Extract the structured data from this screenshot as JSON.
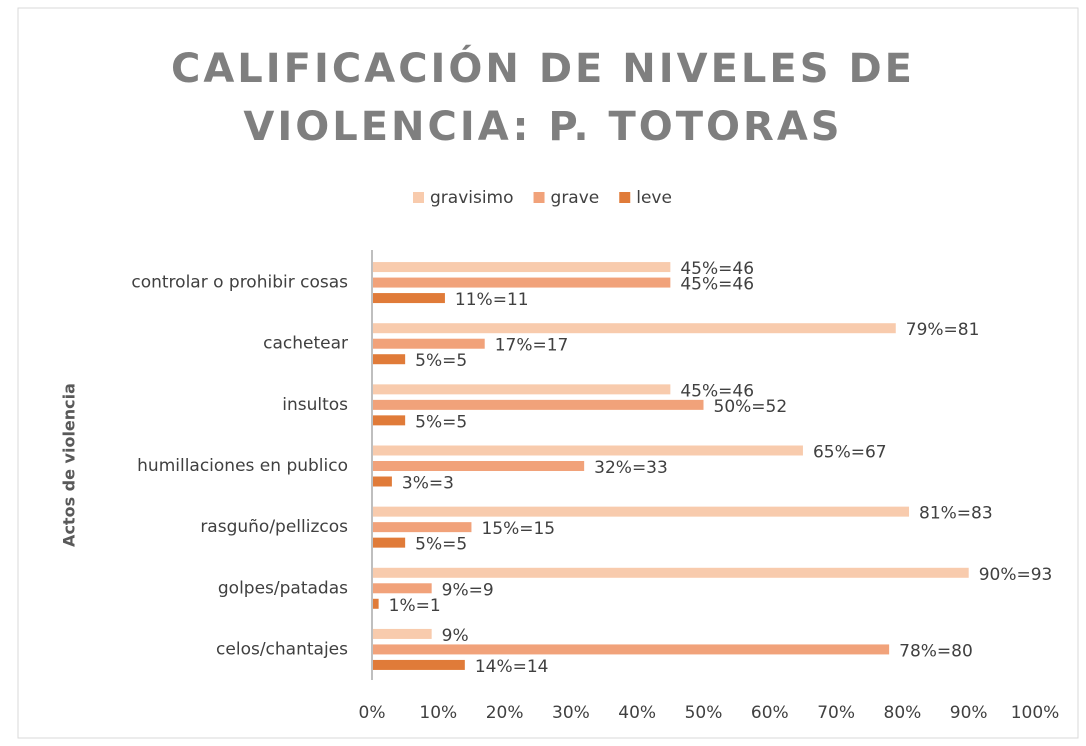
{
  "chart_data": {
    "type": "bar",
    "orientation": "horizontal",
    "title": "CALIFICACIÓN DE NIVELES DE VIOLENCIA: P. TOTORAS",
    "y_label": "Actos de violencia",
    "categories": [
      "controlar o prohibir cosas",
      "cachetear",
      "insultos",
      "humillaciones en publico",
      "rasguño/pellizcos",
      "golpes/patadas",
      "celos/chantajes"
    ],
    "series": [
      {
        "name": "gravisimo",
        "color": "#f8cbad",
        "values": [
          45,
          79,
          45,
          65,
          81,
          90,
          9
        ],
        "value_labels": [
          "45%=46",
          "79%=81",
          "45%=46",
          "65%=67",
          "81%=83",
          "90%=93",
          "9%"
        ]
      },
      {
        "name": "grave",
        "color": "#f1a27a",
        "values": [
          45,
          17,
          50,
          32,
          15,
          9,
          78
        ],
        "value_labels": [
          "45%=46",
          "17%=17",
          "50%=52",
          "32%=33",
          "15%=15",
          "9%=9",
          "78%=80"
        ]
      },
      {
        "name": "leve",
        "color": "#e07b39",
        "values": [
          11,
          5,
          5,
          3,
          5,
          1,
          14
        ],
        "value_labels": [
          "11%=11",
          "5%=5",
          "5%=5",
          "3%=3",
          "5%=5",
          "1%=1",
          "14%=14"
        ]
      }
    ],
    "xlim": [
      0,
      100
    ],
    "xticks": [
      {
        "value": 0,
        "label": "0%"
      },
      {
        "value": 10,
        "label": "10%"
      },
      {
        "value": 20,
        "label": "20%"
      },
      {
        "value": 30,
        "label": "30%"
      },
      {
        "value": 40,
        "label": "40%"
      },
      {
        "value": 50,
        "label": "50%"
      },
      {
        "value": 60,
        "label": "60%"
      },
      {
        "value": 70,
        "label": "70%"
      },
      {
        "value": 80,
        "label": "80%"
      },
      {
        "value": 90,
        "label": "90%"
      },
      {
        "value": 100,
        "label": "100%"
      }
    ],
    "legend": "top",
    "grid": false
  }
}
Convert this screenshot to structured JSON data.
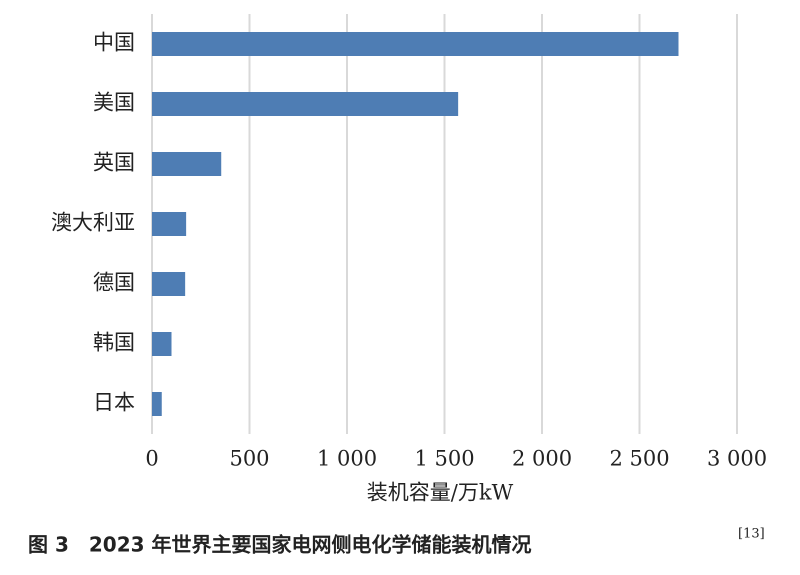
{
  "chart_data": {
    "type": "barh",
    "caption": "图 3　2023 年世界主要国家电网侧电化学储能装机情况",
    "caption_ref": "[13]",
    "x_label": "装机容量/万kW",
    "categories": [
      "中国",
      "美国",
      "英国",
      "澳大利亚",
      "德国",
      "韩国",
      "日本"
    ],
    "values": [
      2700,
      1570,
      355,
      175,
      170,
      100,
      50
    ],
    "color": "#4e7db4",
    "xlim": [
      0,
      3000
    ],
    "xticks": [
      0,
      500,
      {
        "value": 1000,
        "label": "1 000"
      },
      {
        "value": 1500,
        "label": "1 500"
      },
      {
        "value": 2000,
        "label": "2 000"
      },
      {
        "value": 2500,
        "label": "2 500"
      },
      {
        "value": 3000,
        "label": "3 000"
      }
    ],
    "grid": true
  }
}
═══
Print the complete listing exactly, apart from any pictures.

Extract the structured data from this screenshot as JSON.
{
  "chart_data": {
    "type": "bar",
    "orientation": "horizontal",
    "title": "CALIFICACIÓN DE NIVELES DE VIOLENCIA: P. TOTORAS",
    "y_label": "Actos de violencia",
    "categories": [
      "controlar o prohibir cosas",
      "cachetear",
      "insultos",
      "humillaciones en publico",
      "rasguño/pellizcos",
      "golpes/patadas",
      "celos/chantajes"
    ],
    "series": [
      {
        "name": "gravisimo",
        "color": "#f8cbad",
        "values": [
          45,
          79,
          45,
          65,
          81,
          90,
          9
        ],
        "value_labels": [
          "45%=46",
          "79%=81",
          "45%=46",
          "65%=67",
          "81%=83",
          "90%=93",
          "9%"
        ]
      },
      {
        "name": "grave",
        "color": "#f1a27a",
        "values": [
          45,
          17,
          50,
          32,
          15,
          9,
          78
        ],
        "value_labels": [
          "45%=46",
          "17%=17",
          "50%=52",
          "32%=33",
          "15%=15",
          "9%=9",
          "78%=80"
        ]
      },
      {
        "name": "leve",
        "color": "#e07b39",
        "values": [
          11,
          5,
          5,
          3,
          5,
          1,
          14
        ],
        "value_labels": [
          "11%=11",
          "5%=5",
          "5%=5",
          "3%=3",
          "5%=5",
          "1%=1",
          "14%=14"
        ]
      }
    ],
    "xlim": [
      0,
      100
    ],
    "xticks": [
      {
        "value": 0,
        "label": "0%"
      },
      {
        "value": 10,
        "label": "10%"
      },
      {
        "value": 20,
        "label": "20%"
      },
      {
        "value": 30,
        "label": "30%"
      },
      {
        "value": 40,
        "label": "40%"
      },
      {
        "value": 50,
        "label": "50%"
      },
      {
        "value": 60,
        "label": "60%"
      },
      {
        "value": 70,
        "label": "70%"
      },
      {
        "value": 80,
        "label": "80%"
      },
      {
        "value": 90,
        "label": "90%"
      },
      {
        "value": 100,
        "label": "100%"
      }
    ],
    "legend": "top",
    "grid": false
  }
}
Convert this screenshot to structured JSON data.
{
  "chart_data": {
    "type": "barh",
    "caption": "图 3　2023 年世界主要国家电网侧电化学储能装机情况",
    "caption_ref": "[13]",
    "x_label": "装机容量/万kW",
    "categories": [
      "中国",
      "美国",
      "英国",
      "澳大利亚",
      "德国",
      "韩国",
      "日本"
    ],
    "values": [
      2700,
      1570,
      355,
      175,
      170,
      100,
      50
    ],
    "color": "#4e7db4",
    "xlim": [
      0,
      3000
    ],
    "xticks": [
      0,
      500,
      {
        "value": 1000,
        "label": "1 000"
      },
      {
        "value": 1500,
        "label": "1 500"
      },
      {
        "value": 2000,
        "label": "2 000"
      },
      {
        "value": 2500,
        "label": "2 500"
      },
      {
        "value": 3000,
        "label": "3 000"
      }
    ],
    "grid": true
  }
}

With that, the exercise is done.